[To do] Leave out all pictures and retype exactly the lines from the one with "Give me the" through the last line of the material.

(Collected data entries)
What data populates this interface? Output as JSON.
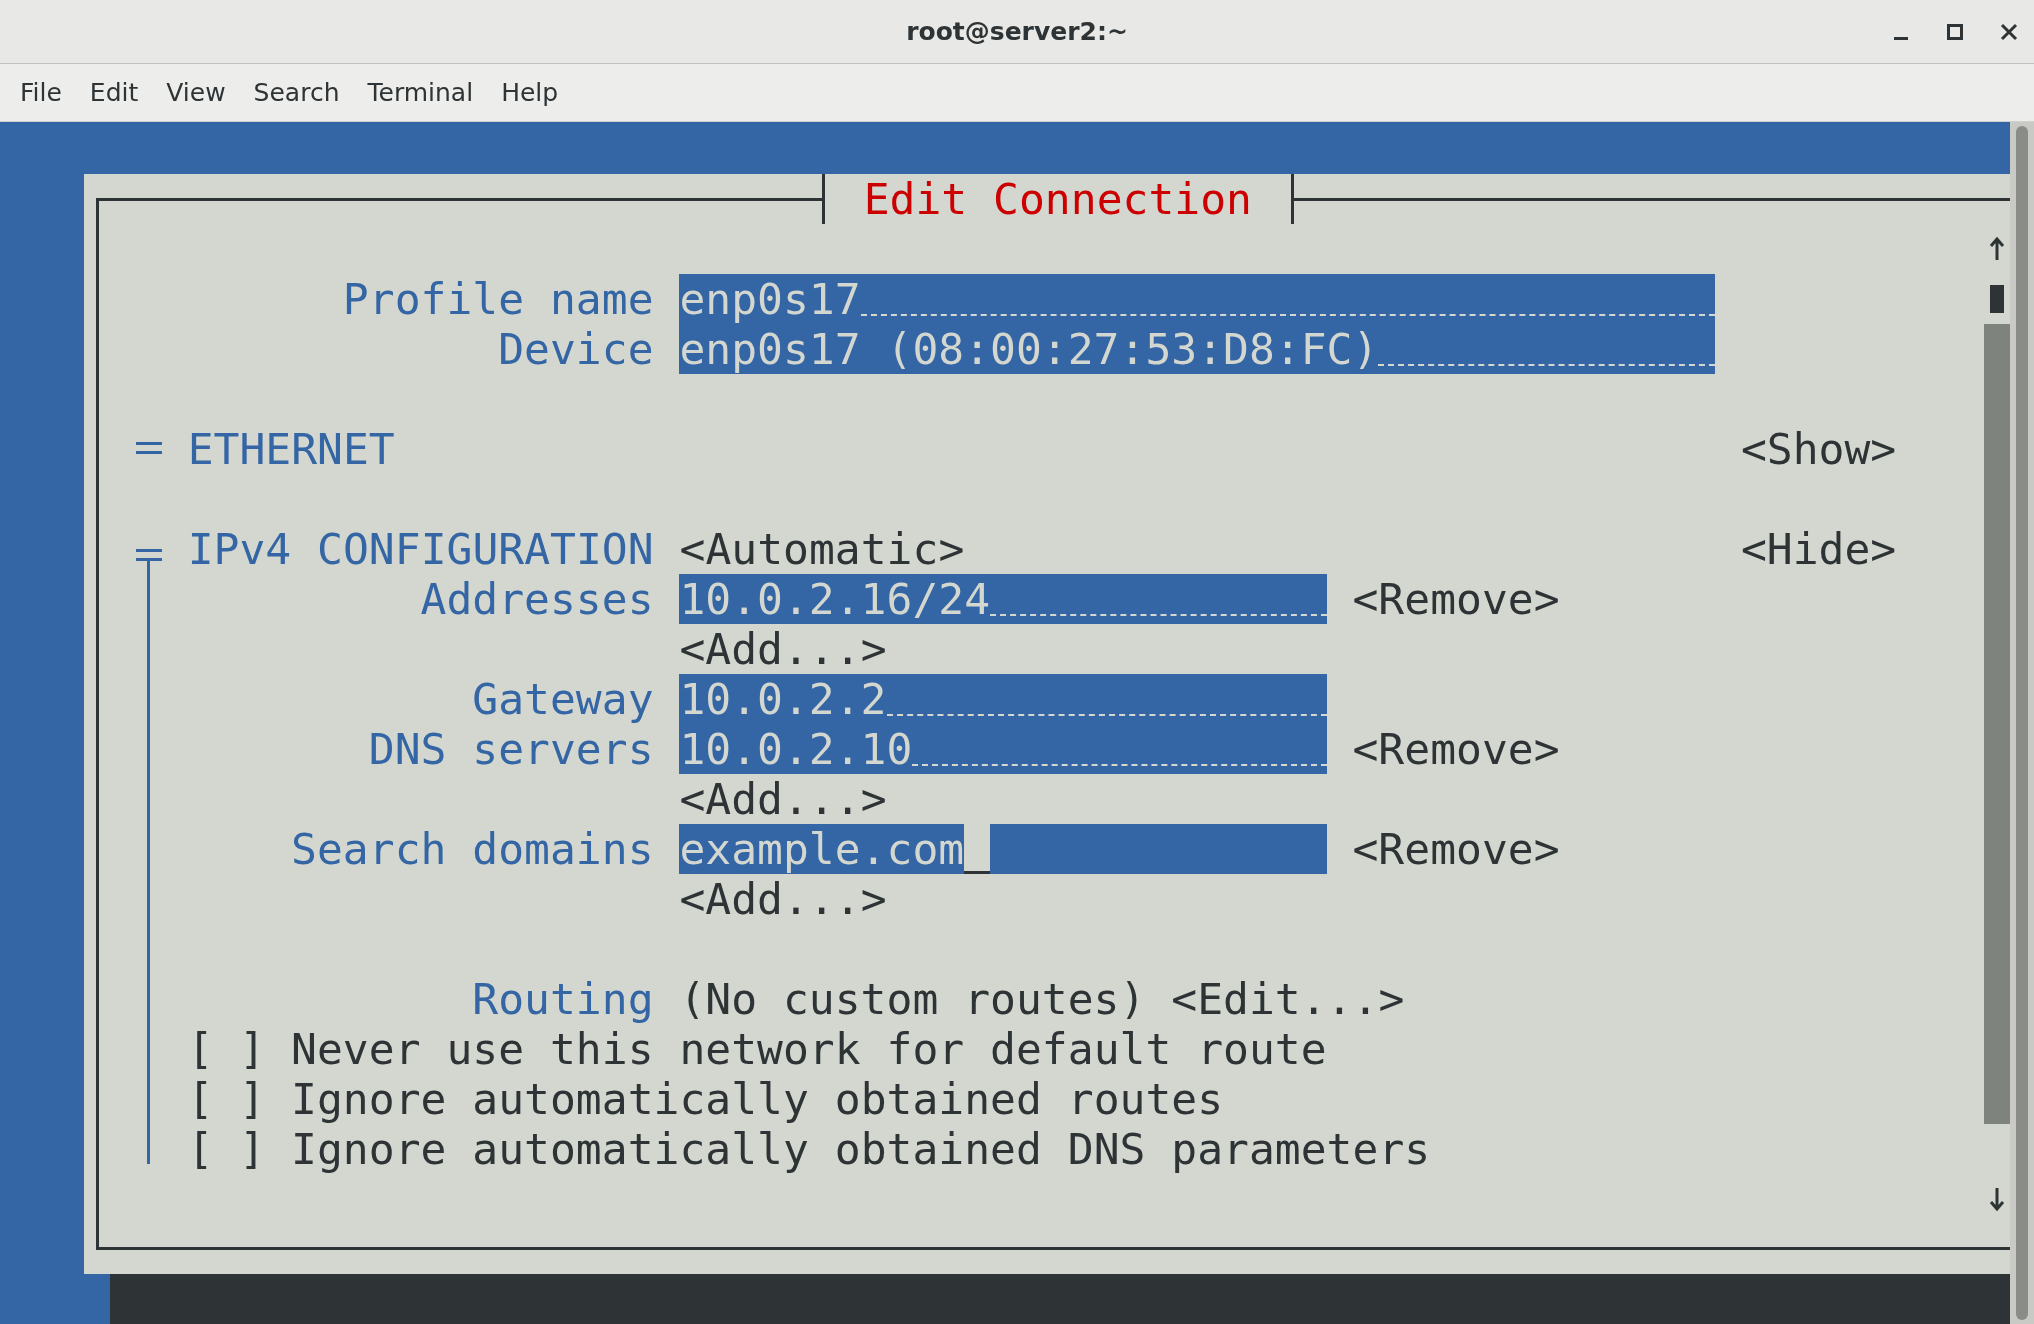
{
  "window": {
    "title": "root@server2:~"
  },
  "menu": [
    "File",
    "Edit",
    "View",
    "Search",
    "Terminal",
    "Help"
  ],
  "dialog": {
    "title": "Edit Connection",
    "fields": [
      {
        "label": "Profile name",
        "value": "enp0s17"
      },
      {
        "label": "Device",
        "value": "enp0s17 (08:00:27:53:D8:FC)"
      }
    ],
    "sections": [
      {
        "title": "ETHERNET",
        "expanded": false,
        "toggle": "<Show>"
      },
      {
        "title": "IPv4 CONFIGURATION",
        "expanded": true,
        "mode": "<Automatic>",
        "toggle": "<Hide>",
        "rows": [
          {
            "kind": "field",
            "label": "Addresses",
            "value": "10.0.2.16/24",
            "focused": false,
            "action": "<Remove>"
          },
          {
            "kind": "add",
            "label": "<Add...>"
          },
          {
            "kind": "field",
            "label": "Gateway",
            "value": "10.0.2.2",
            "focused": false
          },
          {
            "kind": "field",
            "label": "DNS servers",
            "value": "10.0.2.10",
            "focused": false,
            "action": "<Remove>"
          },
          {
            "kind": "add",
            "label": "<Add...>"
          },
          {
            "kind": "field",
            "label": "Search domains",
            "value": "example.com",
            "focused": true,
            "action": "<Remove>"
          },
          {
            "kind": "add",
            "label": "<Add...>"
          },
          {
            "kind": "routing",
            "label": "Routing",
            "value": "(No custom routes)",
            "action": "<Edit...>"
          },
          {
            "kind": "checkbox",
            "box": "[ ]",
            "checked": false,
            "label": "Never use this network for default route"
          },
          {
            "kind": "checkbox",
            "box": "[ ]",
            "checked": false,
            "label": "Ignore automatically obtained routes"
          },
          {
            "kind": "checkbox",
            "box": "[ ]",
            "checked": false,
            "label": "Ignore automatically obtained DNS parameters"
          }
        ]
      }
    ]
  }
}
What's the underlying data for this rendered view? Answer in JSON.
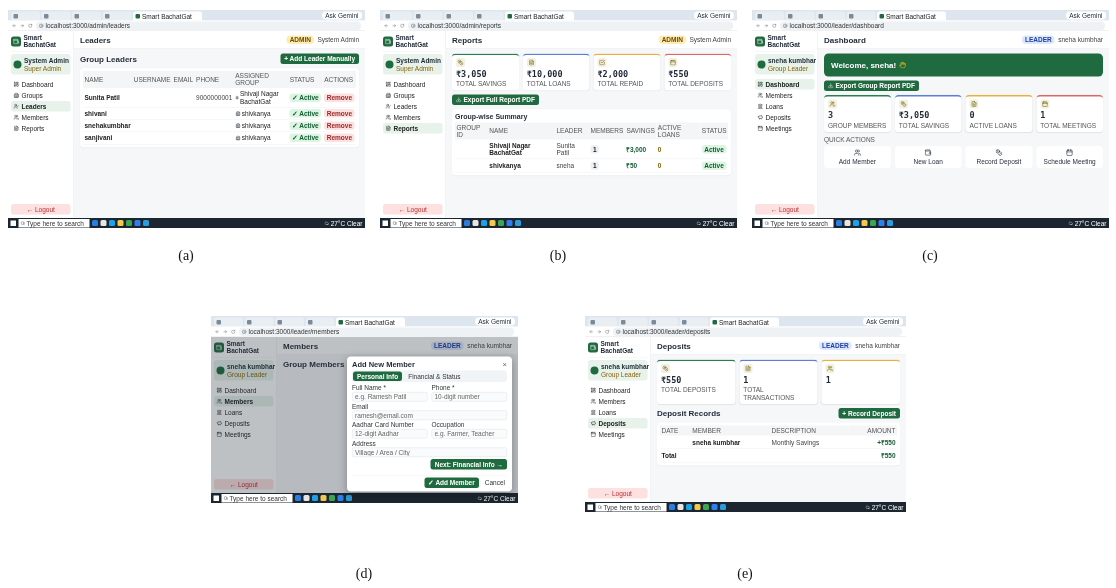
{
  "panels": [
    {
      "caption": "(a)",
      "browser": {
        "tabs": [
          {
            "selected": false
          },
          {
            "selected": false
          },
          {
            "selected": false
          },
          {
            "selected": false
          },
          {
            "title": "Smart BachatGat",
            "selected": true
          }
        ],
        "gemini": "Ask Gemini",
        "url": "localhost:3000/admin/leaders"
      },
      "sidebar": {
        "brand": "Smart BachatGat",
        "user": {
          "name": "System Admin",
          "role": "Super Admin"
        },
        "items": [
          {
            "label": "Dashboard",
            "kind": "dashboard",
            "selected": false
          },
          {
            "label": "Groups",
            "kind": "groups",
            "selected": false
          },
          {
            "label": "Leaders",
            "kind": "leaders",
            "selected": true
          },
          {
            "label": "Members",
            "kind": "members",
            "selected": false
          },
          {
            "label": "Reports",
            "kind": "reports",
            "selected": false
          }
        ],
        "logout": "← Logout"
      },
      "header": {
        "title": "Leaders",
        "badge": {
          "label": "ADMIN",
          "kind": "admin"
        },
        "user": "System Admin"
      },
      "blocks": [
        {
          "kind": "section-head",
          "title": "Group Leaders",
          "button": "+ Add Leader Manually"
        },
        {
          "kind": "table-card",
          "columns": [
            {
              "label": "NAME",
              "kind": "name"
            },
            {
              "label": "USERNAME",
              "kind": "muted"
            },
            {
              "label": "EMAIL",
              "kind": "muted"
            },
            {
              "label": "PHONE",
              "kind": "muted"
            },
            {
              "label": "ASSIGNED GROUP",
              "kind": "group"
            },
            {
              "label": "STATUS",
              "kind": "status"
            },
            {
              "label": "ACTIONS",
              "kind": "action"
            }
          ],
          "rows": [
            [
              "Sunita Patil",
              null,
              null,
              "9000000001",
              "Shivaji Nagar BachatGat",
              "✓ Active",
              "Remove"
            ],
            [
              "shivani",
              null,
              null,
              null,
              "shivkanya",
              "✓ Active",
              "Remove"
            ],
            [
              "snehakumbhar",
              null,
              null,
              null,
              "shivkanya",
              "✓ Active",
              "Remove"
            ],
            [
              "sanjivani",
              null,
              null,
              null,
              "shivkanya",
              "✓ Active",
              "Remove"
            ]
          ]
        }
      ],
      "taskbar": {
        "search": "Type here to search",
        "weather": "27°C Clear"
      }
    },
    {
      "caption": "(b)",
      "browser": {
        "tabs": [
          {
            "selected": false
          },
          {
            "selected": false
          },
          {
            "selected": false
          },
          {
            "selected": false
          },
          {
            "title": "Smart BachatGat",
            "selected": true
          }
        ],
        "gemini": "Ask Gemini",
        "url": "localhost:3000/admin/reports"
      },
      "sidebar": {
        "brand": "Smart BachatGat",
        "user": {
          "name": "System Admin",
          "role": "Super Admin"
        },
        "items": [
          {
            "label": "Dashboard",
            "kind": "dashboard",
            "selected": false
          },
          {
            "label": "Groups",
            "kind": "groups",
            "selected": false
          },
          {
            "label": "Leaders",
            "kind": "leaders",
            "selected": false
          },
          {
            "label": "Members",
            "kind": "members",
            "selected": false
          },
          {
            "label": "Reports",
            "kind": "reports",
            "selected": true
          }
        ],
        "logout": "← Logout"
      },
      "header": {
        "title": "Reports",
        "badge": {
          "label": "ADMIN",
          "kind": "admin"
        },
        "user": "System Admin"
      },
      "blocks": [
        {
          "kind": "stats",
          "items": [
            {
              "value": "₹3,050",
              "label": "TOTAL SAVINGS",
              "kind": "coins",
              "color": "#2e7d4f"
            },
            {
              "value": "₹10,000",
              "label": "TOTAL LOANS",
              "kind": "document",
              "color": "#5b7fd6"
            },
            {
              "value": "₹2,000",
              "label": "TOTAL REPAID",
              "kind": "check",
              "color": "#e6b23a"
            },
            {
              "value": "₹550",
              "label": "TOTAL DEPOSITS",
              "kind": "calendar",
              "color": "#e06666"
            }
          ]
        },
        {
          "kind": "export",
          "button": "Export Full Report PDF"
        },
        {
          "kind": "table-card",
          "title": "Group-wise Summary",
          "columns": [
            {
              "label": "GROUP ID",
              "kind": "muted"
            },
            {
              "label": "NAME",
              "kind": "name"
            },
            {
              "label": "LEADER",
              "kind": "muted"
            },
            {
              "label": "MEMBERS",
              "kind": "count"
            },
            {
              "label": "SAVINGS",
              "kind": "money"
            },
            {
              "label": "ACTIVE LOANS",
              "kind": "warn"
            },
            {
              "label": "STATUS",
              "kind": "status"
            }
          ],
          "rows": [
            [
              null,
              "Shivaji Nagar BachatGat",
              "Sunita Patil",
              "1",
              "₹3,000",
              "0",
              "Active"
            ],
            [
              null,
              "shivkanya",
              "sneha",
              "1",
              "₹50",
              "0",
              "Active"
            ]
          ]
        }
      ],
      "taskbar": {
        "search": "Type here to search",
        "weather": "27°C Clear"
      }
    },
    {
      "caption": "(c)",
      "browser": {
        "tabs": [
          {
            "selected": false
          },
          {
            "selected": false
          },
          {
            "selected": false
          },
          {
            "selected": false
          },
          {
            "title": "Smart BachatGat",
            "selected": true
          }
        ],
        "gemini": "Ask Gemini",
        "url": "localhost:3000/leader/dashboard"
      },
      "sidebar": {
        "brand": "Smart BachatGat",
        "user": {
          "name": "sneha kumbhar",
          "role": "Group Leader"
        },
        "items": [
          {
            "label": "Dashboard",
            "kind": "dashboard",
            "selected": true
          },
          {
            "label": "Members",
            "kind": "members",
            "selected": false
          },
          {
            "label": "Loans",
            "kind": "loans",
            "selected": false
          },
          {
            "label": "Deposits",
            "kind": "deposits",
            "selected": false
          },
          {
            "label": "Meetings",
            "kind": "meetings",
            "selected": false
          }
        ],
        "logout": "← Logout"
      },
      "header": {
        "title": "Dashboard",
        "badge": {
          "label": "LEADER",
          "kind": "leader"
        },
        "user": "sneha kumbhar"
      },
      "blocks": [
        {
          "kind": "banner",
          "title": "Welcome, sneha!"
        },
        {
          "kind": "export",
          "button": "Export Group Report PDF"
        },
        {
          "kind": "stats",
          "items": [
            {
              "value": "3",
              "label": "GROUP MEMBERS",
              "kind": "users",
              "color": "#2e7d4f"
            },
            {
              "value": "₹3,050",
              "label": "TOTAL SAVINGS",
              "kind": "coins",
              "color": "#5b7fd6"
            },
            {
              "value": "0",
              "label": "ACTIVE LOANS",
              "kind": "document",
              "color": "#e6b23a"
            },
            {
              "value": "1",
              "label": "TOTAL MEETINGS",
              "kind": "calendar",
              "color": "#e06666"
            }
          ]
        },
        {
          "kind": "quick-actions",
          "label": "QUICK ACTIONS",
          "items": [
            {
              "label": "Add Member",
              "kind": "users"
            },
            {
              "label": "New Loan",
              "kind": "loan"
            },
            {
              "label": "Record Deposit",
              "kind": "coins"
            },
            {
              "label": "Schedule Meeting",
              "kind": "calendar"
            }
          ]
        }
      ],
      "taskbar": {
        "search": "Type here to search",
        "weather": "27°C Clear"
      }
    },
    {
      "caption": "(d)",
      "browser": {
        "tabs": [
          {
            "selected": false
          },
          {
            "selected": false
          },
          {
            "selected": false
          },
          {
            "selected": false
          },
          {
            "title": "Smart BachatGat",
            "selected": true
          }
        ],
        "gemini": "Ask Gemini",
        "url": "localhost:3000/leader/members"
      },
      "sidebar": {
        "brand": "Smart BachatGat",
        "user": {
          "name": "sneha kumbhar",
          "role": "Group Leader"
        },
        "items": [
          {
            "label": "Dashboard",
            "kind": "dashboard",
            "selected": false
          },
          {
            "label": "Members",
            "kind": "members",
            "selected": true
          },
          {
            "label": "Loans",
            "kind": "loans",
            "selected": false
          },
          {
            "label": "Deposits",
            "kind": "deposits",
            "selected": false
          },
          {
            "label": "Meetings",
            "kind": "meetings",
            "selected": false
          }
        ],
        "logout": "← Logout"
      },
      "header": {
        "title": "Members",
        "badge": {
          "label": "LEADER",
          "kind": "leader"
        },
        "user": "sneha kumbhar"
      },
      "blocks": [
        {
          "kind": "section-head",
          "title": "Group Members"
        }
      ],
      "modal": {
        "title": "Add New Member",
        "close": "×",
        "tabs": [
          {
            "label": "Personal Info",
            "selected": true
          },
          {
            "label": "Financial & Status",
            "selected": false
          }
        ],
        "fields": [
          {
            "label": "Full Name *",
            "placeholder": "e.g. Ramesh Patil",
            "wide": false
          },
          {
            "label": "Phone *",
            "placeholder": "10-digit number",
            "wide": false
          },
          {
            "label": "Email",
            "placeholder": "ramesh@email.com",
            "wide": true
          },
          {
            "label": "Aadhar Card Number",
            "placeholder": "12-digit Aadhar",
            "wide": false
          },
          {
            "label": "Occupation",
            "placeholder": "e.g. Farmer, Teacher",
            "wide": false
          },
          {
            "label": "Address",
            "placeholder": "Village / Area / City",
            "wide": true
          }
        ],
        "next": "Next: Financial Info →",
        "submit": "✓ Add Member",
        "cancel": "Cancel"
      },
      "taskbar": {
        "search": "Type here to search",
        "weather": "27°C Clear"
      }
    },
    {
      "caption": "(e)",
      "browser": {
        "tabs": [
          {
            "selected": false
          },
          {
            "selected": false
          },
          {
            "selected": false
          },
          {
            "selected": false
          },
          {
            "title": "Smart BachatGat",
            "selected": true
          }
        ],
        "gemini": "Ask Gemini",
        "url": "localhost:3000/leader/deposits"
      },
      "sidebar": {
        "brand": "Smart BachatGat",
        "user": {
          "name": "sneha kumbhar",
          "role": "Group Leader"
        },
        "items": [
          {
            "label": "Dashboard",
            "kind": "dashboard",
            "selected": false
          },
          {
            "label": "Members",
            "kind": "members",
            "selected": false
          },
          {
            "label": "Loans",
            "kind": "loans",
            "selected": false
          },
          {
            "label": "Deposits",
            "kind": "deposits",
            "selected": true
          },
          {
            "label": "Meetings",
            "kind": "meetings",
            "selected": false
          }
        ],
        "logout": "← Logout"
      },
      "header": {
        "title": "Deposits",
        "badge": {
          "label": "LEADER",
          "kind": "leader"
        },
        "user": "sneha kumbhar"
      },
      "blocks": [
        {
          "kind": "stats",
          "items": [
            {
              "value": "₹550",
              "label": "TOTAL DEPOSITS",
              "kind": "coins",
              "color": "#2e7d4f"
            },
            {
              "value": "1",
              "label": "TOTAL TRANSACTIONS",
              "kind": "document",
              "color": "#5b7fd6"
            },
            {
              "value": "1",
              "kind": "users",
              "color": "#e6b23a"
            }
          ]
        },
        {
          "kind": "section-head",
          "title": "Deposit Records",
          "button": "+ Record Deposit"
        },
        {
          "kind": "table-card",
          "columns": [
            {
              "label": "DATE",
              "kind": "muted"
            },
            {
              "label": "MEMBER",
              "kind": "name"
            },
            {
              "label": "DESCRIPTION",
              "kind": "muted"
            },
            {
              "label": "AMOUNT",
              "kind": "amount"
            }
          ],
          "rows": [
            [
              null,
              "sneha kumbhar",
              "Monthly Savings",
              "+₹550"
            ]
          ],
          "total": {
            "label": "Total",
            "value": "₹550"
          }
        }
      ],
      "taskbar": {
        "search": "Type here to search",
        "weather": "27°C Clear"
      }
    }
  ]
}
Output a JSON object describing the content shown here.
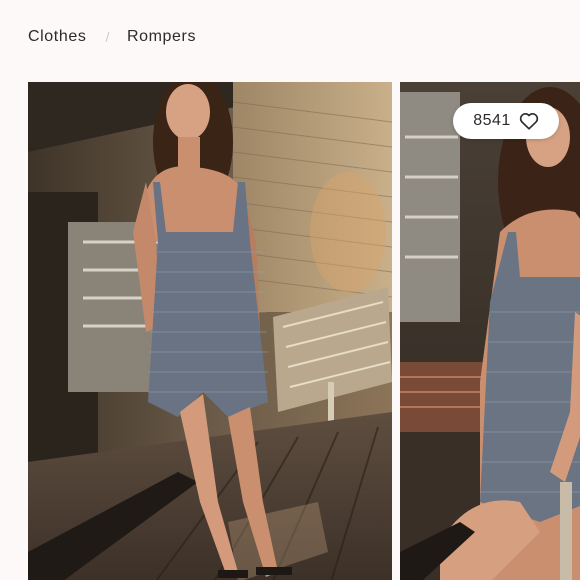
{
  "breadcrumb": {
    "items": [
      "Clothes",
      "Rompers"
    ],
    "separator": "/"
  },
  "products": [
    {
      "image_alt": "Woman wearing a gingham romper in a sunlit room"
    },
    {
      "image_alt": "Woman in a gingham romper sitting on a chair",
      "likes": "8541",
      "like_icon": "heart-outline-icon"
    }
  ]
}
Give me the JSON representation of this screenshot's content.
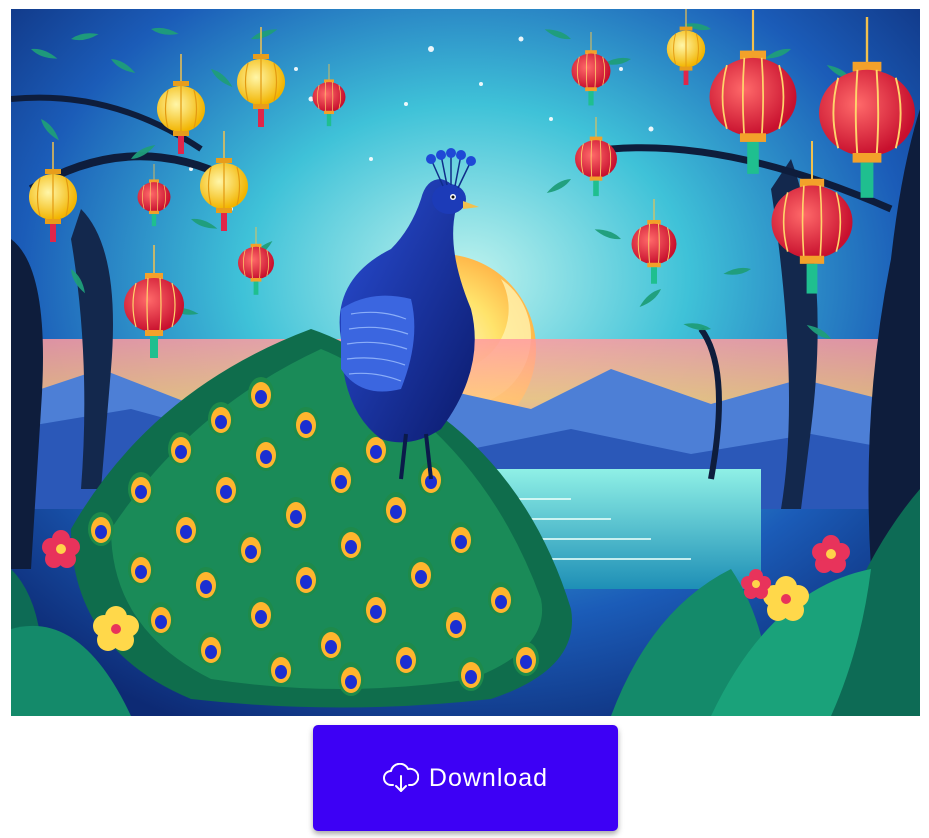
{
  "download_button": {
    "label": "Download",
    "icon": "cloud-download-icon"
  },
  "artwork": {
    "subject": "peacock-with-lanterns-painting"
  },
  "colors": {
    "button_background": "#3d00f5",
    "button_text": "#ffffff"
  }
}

[Exercise answer]
Give me the JSON representation of this screenshot's content.
{
  "download_button": {
    "label": "Download",
    "icon": "cloud-download-icon"
  },
  "artwork": {
    "subject": "peacock-with-lanterns-painting"
  },
  "colors": {
    "button_background": "#3d00f5",
    "button_text": "#ffffff"
  }
}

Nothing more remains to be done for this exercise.